[start TEXT PROVIDED]
In the end, it is Bauman’s Liquid Times, the 4th title he published in the ‘liquid series’ that has the most insight about what a ‘liquid infrastructure’. The dust jacket reads:

Zygmunt Bauman’s brilliant writings on liquid modernity have altered the way we think about the contemporary world. In this short book he explores the sources of the endemic uncertainty which shapes our lives today and, in so doing, he provides the reader with a brief and accessible introduction to his highly original account, developed at greater length in his previous books, of life in our liquid modern times.

In Liquid Times, Bauman goes on to describe the un-fixity of social institutions, which he sees as too fluid to count and a poor base on which to plan for the future, which leaves individuals to scrape along the best they can to find alternative or innovative ways to organize themselves, their lives, and our times. Indidividuals, living under such conditions mirror them; uncertain times and unstable institutions require individuals to flexible and reactive; consequently, ever-readiness for change and personal adaptability become the hallmark of this liquidity Bauman uses to describe many facets of contemporary living.
[end TEXT PROVIDED]
[start RECORDS PROVIDED]
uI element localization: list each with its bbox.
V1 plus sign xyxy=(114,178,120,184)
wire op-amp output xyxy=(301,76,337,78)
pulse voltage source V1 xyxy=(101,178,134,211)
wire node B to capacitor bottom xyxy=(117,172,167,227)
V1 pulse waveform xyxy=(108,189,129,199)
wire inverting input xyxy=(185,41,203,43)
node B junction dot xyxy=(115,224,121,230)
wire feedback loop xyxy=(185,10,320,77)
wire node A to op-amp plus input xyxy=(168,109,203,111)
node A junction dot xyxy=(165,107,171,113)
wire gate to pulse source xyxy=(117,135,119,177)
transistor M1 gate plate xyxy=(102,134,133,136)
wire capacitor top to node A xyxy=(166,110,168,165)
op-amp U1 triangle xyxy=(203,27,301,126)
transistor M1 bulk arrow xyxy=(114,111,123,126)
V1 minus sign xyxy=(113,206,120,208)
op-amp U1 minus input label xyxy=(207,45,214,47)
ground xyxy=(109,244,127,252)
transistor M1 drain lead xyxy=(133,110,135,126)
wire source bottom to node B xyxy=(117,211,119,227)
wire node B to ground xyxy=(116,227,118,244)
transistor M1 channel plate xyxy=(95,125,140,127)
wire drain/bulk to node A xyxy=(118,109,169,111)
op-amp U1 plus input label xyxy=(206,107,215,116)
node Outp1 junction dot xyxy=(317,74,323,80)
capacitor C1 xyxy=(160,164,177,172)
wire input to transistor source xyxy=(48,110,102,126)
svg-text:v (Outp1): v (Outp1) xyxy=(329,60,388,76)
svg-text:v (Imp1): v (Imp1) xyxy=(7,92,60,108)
[end RECORDS PROVIDED]
**WORK INSTRUCTIONS**
Repeat word for word the passage on Bauman's Liquid Times, starting at "In the end, it" and ending at "liquid modern times.". The records are not needed for anything here.

**TASK RESPONSE**
In the end, it is Bauman’s Liquid Times, the 4th title he published in the ‘liquid series’ that has the most insight about what a ‘liquid infrastructure’. The dust jacket reads:

Zygmunt Bauman’s brilliant writings on liquid modernity have altered the way we think about the contemporary world. In this short book he explores the sources of the endemic uncertainty which shapes our lives today and, in so doing, he provides the reader with a brief and accessible introduction to his highly original account, developed at greater length in his previous books, of life in our liquid modern times.